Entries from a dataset
===
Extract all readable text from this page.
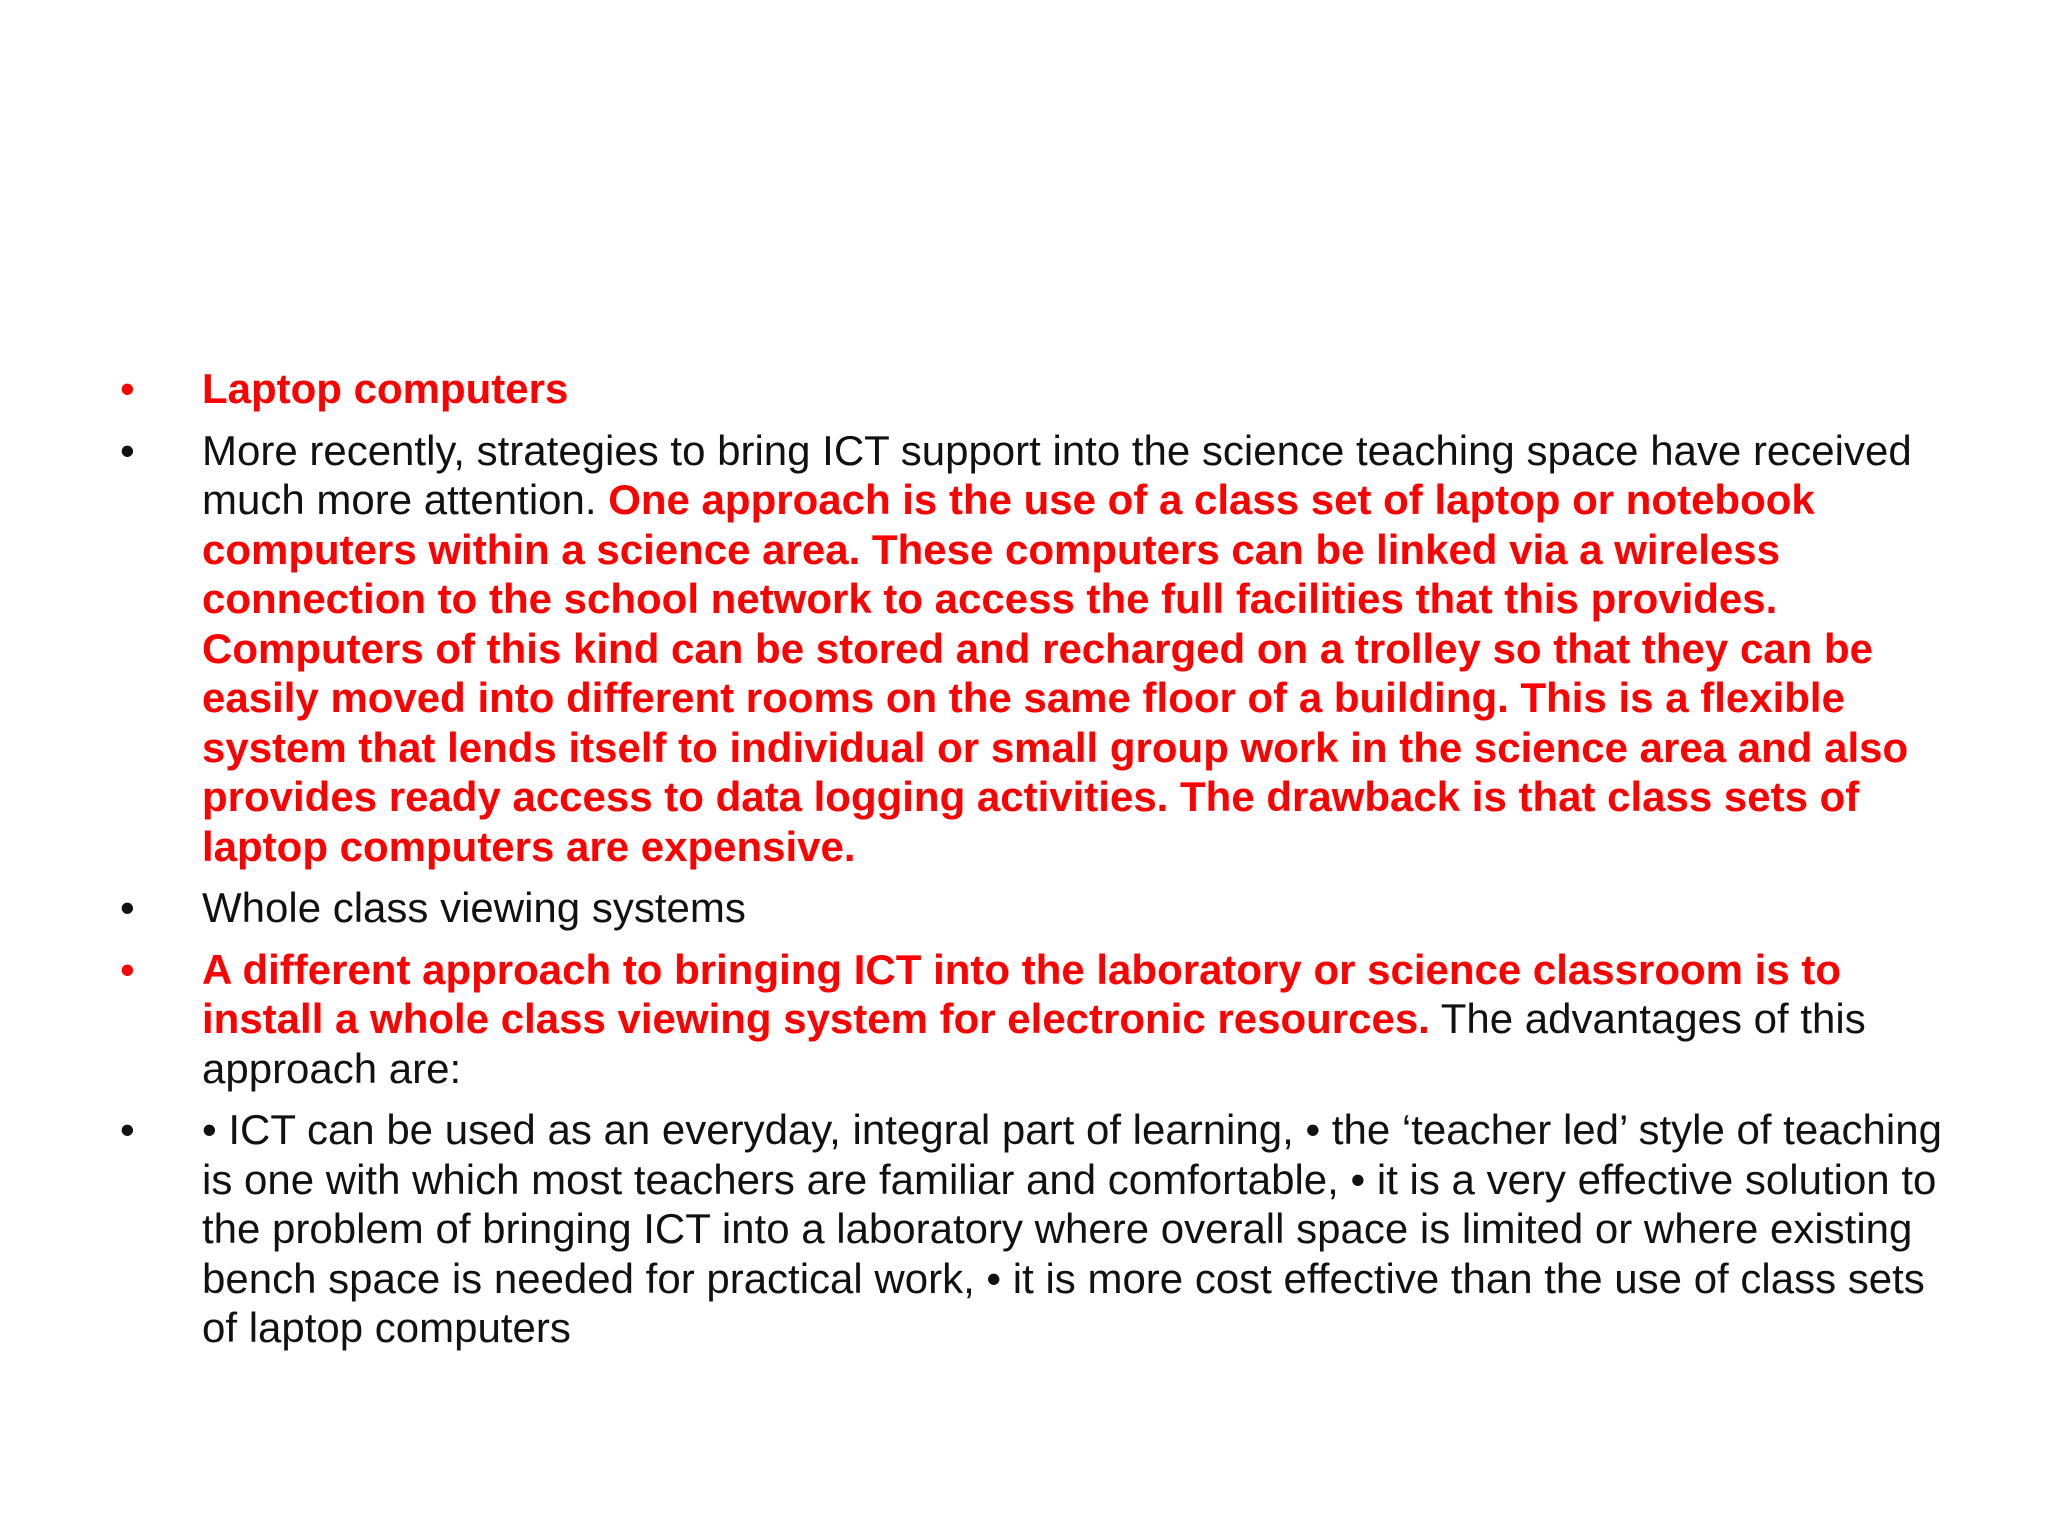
•	Laptop computers
•	More recently, strategies to bring ICT support into the science teaching space have received much more attention. One approach is the use of a class set of laptop or notebook computers within a science area. These computers can be linked via a wireless connection to the school network to access the full facilities that this provides. Computers of this kind can be stored and recharged on a trolley so that they can be easily moved into different rooms on the same floor of a building. This is a flexible system that lends itself to individual or small group work in the science area and also provides ready access to data logging activities. The drawback is that class sets of laptop computers are expensive.
•	Whole class viewing systems
•	A different approach to bringing ICT into the laboratory or science classroom is to install a whole class viewing system for electronic resources. The advantages of this approach are:
•	• ICT can be used as an everyday, integral part of learning, • the ‘teacher led’ style of teaching is one with which most teachers are familiar and comfortable, • it is a very effective solution to the problem of bringing ICT into a laboratory where overall space is limited or where existing bench space is needed for practical work, • it is more cost effective than the use of class sets of laptop computers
===
Task to carry out -> Reproduce each record above by retyping it exactly; omit all images.

Worked solution ->
Extract all readable text from this page.
•	Laptop computers
•	More recently, strategies to bring ICT support into the science teaching space have received much more attention. One approach is the use of a class set of laptop or notebook computers within a science area. These computers can be linked via a wireless connection to the school network to access the full facilities that this provides. Computers of this kind can be stored and recharged on a trolley so that they can be easily moved into different rooms on the same floor of a building. This is a flexible system that lends itself to individual or small group work in the science area and also provides ready access to data logging activities. The drawback is that class sets of laptop computers are expensive.
•	Whole class viewing systems
•	A different approach to bringing ICT into the laboratory or science classroom is to install a whole class viewing system for electronic resources. The advantages of this approach are:
•	• ICT can be used as an everyday, integral part of learning, • the ‘teacher led’ style of teaching is one with which most teachers are familiar and comfortable, • it is a very effective solution to the problem of bringing ICT into a laboratory where overall space is limited or where existing bench space is needed for practical work, • it is more cost effective than the use of class sets of laptop computers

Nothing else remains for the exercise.